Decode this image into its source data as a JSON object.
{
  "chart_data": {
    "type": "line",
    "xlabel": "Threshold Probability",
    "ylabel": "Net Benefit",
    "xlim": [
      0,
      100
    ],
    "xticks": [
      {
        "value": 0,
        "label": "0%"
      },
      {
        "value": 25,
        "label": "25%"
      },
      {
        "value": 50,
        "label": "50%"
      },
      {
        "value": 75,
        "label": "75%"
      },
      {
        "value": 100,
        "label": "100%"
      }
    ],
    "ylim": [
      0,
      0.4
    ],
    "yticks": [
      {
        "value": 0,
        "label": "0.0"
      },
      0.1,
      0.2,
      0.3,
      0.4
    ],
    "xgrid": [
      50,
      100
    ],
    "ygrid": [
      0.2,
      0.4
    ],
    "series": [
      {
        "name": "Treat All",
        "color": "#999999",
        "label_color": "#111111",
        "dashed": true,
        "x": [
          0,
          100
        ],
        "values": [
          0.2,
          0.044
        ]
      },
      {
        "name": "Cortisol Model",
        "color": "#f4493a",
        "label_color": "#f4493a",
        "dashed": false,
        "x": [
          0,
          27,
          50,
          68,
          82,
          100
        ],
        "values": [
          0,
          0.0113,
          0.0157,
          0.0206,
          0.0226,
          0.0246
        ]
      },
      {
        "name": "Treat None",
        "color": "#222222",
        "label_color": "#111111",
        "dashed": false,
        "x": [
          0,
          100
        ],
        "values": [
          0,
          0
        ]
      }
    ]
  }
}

----------------

**EXERCISE OBJECTIVE:** From the entries above, return each line with the word "name" in it.

**ANSWER TO THE EXERCISE:**
        "name": "Treat All",
        "name": "Cortisol Model",
        "name": "Treat None",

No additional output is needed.